-- Begin DATA --

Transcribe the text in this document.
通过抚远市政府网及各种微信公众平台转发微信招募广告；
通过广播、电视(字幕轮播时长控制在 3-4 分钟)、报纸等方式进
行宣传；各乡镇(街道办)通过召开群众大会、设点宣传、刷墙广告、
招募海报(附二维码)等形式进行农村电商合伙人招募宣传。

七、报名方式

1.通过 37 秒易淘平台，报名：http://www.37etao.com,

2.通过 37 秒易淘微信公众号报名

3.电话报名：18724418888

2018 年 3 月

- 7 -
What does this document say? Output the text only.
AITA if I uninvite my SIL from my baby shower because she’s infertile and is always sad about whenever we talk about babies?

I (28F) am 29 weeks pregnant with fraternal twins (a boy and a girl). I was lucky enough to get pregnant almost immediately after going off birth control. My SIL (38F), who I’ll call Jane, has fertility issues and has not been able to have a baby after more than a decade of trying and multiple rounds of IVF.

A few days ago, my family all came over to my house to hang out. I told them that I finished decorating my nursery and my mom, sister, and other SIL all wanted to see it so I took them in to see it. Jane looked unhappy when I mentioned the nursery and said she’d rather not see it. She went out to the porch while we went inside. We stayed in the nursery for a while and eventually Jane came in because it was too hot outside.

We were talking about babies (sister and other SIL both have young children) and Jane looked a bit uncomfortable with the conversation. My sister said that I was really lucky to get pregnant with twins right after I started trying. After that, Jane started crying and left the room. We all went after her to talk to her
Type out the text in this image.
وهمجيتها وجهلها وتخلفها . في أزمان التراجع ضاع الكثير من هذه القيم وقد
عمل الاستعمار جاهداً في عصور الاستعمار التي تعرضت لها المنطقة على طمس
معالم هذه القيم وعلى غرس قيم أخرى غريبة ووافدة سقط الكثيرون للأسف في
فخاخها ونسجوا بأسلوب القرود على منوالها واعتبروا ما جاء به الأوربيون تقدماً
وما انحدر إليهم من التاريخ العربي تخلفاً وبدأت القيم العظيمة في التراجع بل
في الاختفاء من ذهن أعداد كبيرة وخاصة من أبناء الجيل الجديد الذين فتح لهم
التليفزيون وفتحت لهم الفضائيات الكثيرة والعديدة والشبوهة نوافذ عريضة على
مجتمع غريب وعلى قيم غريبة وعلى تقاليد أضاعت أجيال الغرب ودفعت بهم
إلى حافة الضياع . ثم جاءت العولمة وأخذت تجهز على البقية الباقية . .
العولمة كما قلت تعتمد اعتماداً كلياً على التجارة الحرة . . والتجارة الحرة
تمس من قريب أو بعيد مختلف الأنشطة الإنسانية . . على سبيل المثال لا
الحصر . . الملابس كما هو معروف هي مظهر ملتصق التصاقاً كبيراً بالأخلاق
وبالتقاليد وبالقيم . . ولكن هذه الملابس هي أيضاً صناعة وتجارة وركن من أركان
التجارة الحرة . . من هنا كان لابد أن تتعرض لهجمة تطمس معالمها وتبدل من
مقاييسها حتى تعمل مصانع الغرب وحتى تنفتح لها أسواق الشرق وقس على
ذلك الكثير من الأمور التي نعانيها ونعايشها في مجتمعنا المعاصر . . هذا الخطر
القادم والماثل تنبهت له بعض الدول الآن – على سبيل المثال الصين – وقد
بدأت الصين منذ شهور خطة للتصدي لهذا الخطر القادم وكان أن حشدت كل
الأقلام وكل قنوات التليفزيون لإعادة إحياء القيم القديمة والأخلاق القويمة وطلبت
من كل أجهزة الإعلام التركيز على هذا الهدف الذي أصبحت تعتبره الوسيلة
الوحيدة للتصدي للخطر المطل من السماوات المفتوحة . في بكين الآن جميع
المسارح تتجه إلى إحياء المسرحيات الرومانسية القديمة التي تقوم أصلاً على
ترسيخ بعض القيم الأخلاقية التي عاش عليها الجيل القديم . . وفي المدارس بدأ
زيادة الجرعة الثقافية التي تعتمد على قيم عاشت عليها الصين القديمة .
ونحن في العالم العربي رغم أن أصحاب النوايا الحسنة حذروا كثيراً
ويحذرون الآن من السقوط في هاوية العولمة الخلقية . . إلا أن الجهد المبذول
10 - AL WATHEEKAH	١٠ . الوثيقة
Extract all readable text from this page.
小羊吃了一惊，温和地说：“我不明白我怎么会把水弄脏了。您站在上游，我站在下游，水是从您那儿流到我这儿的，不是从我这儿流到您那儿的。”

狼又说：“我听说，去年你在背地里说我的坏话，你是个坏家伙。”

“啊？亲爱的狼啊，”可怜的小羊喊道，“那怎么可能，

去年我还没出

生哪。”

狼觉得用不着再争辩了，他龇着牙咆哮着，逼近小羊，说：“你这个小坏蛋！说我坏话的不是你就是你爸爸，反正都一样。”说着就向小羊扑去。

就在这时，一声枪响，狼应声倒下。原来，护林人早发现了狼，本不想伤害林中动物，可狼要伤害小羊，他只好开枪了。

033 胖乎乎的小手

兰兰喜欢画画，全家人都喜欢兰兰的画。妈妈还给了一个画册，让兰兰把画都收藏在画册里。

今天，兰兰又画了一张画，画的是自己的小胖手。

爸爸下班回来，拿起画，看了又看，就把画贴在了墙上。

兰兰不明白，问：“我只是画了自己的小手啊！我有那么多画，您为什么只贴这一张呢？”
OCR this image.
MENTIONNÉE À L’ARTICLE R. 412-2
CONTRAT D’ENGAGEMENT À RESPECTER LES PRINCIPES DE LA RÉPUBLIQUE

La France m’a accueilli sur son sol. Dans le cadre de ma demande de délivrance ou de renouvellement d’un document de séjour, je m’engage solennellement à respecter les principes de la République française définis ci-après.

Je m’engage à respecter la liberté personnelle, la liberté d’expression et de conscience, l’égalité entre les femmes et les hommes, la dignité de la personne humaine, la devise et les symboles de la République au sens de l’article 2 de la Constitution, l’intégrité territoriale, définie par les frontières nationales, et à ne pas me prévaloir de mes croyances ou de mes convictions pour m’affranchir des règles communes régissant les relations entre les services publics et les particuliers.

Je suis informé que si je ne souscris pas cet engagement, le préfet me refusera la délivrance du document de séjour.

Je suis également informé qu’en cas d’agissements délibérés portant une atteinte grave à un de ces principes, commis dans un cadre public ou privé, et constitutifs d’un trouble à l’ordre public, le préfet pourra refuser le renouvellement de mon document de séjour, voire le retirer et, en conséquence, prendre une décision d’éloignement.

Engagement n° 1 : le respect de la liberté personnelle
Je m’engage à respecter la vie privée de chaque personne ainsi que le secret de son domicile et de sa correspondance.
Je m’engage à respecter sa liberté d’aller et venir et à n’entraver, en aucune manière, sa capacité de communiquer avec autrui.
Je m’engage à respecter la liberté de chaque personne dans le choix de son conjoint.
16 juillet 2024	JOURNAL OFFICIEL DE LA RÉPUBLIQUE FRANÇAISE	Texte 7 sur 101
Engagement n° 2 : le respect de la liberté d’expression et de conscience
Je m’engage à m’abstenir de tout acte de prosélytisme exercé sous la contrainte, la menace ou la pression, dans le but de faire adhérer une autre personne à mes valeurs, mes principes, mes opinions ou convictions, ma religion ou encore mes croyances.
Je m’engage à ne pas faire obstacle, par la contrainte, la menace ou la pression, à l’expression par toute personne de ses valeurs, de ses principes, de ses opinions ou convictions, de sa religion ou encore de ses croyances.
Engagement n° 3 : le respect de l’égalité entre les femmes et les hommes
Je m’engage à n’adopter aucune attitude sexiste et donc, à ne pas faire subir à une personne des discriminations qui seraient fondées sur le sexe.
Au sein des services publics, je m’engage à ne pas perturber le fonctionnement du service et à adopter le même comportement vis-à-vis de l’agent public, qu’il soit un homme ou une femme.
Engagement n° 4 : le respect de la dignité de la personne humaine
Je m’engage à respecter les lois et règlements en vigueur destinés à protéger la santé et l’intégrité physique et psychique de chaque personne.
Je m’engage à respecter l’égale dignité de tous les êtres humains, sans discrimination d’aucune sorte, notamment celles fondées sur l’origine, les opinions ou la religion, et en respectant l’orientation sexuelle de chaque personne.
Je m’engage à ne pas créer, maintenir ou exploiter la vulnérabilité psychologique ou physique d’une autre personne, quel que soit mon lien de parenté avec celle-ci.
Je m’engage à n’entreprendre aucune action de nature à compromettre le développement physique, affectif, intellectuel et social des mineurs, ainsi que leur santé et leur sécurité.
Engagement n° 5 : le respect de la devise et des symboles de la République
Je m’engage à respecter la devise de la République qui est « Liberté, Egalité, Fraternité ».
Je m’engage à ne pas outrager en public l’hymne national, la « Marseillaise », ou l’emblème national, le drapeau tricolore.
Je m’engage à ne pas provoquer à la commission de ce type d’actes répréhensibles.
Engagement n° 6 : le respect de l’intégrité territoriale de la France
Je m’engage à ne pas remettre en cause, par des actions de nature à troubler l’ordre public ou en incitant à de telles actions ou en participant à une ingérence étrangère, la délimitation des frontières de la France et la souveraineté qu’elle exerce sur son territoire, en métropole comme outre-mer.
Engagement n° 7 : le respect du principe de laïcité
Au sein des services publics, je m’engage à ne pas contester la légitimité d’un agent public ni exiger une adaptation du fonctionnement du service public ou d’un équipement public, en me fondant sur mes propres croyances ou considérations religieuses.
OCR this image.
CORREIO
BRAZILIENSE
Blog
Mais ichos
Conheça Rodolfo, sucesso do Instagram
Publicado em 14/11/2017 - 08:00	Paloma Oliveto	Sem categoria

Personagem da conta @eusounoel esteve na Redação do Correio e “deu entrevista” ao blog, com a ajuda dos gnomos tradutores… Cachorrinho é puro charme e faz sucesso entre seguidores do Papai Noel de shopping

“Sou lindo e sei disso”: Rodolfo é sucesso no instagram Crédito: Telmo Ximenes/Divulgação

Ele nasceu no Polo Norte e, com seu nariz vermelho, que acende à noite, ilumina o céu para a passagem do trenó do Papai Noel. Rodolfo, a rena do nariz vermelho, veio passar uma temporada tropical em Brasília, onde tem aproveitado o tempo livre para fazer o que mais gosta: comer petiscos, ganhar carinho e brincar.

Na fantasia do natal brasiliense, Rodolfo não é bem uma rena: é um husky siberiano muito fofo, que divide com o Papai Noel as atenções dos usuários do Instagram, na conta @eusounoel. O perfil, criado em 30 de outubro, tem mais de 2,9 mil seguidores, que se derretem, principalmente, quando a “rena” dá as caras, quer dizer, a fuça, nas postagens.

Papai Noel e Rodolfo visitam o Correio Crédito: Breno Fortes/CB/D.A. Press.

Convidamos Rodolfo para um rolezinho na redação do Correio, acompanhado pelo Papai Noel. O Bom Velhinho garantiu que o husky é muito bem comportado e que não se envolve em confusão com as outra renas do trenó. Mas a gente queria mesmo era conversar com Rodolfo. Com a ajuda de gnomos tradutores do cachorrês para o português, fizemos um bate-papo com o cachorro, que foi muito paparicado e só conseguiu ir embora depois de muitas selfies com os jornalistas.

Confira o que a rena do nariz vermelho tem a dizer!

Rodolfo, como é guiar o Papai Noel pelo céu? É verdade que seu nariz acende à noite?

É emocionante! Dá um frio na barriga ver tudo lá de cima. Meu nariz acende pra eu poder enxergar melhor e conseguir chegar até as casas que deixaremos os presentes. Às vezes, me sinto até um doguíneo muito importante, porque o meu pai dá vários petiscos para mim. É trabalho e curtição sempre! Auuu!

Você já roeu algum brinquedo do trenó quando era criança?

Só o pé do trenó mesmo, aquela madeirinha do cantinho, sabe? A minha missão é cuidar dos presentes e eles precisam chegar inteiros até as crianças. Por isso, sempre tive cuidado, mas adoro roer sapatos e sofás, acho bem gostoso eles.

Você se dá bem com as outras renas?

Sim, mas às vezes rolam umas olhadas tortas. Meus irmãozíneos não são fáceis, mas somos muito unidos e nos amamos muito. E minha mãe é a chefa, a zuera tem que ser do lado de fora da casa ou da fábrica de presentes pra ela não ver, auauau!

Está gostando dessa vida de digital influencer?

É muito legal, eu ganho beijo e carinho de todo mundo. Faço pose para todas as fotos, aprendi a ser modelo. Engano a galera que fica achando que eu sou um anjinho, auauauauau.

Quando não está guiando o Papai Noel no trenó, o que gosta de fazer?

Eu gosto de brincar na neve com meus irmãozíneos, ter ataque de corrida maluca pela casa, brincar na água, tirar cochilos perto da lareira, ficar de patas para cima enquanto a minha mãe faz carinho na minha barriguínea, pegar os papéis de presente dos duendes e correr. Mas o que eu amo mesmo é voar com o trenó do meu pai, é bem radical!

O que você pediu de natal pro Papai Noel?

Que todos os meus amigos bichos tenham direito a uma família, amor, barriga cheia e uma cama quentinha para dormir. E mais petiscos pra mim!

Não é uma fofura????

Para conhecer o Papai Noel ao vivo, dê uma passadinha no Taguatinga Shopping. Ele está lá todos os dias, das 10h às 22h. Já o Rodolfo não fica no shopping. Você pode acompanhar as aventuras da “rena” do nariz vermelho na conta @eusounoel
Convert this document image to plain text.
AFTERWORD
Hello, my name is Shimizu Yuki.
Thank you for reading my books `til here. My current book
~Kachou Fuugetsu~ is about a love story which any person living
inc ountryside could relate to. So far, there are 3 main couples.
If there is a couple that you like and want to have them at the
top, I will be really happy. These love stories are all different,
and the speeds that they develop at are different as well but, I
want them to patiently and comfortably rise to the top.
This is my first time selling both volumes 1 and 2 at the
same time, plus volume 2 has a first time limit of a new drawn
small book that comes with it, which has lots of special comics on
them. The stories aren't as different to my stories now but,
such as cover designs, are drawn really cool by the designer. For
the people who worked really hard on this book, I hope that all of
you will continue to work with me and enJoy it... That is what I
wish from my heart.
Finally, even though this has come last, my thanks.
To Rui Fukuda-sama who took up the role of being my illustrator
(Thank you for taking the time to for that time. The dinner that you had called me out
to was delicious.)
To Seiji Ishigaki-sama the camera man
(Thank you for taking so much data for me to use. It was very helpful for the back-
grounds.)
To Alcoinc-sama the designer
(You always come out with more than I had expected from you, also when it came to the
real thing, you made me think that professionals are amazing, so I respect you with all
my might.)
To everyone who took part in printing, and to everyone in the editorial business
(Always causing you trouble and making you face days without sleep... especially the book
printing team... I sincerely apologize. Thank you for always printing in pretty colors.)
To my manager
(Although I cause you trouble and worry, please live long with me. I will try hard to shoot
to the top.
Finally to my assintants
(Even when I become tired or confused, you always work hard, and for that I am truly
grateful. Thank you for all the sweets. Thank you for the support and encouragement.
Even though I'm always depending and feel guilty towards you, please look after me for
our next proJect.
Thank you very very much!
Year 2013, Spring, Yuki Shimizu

-- End DATA --

* [GOAL OF THE EXERCISE]
From the entries above, copy every line where the word "first" shows up.

* [RESULT FOR THIS TASK]
This is my first time selling both volumes 1 and 2 at the
same time, plus volume 2 has a first time limit of a new drawn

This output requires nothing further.